==== TEXTO PROPORCIONADO
La curación por la música
El neurólogo y neuropatólogo Oliver Sacks era melófilo, pianista por afición más que por profesión y una suerte de terapeuta de la mente y el cerebro con la ayuda de la música. Lo narra en una serie de libros casuísticos, que el lector lego puede disfrutar como afecto a las narraciones, y también en su autobiografía En movimiento. Una vida. Desde luego, particularmente en su libro Musicofilia.
A esta conexiones entre lo científico y lo artístico se llega por una afición que alcanza a lo obsesivo. En Nueva York iba cada noche a una sesión de música: óperas de Mozart, cancioneros de Schubert, Pierre Monteux conduciendo, Fischer-Dieskau cantando. Durante sus temporadas en paisajes solitarios, concentrado en sus textos específicos, oía constantemente dos partituras mozartianas: la Misa en do menor y el Requiem. No era raro verlo en una sala de conciertos, mientras transcurría la sesión, con un cuadernos de notas abierto sobre su regazo y escribiendo a rachas. Finalmente, el arte sonoro lo premió cuando Michael Nyman hizo una ópera de cámara con libreto de Cris Rawlence, basada en su libro El hombre que confundió a su mujer con un sombrero.
La música está en la base de su vocación y, tras un devaneo por los experimentos, la clínica general y la enseñanza, se vuelve a presentar con fuerza en su madurez, cuando su práctica mezcla ciencia y arte en una deriva antropológica con un conocimiento muy individualizado de la persona, su historia y su perfil diagnóstico, especialmente el relativo a los trastornos posencefalíticos. El comienzo fue la lectura de Theodor Hook, personaje extravagante que improvisaba óperas enteras sentado ante el piano y en cuyos libros, de escasa repercusión científica, encontró el centro de su exploración humana, el sentido del oído, es decir el órgano esencial para la música.
Decisivo para Sacks fue asimismo el psicólogo y neurólogo Edelman, para quien el cerebro es un cuarteto de cuerdas con cuatro solistas, uno de ellos director, y cien mil cables para frotar con arcos imaginarios. Melodías, acordes, armonías, consonancias, disonancias. Y, en el sentido práctico, su relación con la terapeuta musical Kitty Stiles, que logró generalizar su método no sin chocar contra la academia, la institución médica y hasta los meros prejuicios de los administradores de la salud pública, todos los cuales consideraban poco serio hacer intervenir la música en el tratamiento de cuadros patológicos.
========
==== ENTRADAS DADAS
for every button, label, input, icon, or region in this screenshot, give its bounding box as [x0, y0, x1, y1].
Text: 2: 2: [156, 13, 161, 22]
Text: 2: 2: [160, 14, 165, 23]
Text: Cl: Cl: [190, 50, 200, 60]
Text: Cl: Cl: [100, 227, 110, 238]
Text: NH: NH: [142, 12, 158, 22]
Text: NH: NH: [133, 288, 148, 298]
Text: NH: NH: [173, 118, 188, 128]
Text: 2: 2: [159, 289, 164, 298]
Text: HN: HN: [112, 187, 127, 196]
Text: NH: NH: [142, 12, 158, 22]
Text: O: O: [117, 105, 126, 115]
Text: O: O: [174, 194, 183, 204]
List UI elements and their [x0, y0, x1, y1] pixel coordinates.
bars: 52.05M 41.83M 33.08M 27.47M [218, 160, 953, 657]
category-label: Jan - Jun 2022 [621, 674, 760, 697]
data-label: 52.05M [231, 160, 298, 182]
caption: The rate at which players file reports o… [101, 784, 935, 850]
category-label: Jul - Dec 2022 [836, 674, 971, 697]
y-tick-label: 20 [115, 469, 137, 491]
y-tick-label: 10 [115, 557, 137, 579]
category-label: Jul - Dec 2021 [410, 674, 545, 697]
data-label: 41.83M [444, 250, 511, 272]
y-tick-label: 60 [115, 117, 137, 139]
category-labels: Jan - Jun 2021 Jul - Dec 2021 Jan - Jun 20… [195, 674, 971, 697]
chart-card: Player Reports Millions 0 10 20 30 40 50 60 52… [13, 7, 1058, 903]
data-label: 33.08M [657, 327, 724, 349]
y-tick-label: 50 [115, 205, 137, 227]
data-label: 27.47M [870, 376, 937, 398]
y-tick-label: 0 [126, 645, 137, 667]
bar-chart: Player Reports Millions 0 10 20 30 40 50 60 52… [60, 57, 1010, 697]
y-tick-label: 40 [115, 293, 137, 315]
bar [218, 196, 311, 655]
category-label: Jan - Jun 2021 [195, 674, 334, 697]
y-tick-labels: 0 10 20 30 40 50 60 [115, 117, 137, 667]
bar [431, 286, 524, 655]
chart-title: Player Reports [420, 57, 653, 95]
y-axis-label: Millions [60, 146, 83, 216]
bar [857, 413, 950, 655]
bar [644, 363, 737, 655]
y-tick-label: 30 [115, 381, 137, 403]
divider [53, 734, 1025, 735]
========
# TAREA 1:
Traduce al inglés esta oración del texto sobre Oliver Sacks y la música: "En Nueva York iba cada noche a una sesión de música: óperas de Mozart, cancioneros de Schubert, Pierre Monteux conduciendo, Fischer-Dieskau cantando."
# TAREA 2:
Copia sin cambios del texto sobre Oliver Sacks y la música el fragmento que empieza con las palabras que contienen "La curación por" y termina con "su libro Musicofilia.".
# TAREA 3:
Prosigue el texto sobre Oliver Sacks y la música a partir de su última oración.

# RESPUESTA 1:
In New York he went every night to a musical performance: Mozart operas, Schubert song cycles, Pierre Monteux conducting, Fischer-Dieskau singing.

# RESPUESTA 2:
La curación por la música
El neurólogo y neuropatólogo Oliver Sacks era melófilo, pianista por afición más que por profesión y una suerte de terapeuta de la mente y el cerebro con la ayuda de la música. Lo narra en una serie de libros casuísticos, que el lector lego puede disfrutar como afecto a las narraciones, y también en su autobiografía En movimiento. Una vida. Desde luego, particularmente en su libro Musicofilia.

# RESPUESTA 3:
En la relación de sus casos, la música interviene para activar centros nerviosos afectados por el mal y conseguir que se retraigan algunos síntomas. Pacientes inmovilizados, que no caminan, pueden bailar y hacer ademanes y gestos gracias a la música.. Alguien que ha perdido el habla, puede cantar, comunicar sus sentimientos con el canto y volver a escuchar su propia voz, identificándose con ella. Un profesor de música podía enseñar a sus alumnos pero no los reconocía ni, por lo mismo, no los personalizaba. Había perdido esa zona de su memoria pero no el resto porque estaba ligado a la música.
El ejemplo que me resulta más curioso es el que denomina caso Nigel, alguien que había dejado de moverse y de hablar, como Nietzsche al final de su vida. Y, como Nietzsche, sólo reaccionaba al oír música. Y, como Zaratustra, el personaje nietzscheano, se echaba a bailar, superando su parálisis, acaso porque – sigo a Zaratustra – la danza es el comienzo del pensamiento.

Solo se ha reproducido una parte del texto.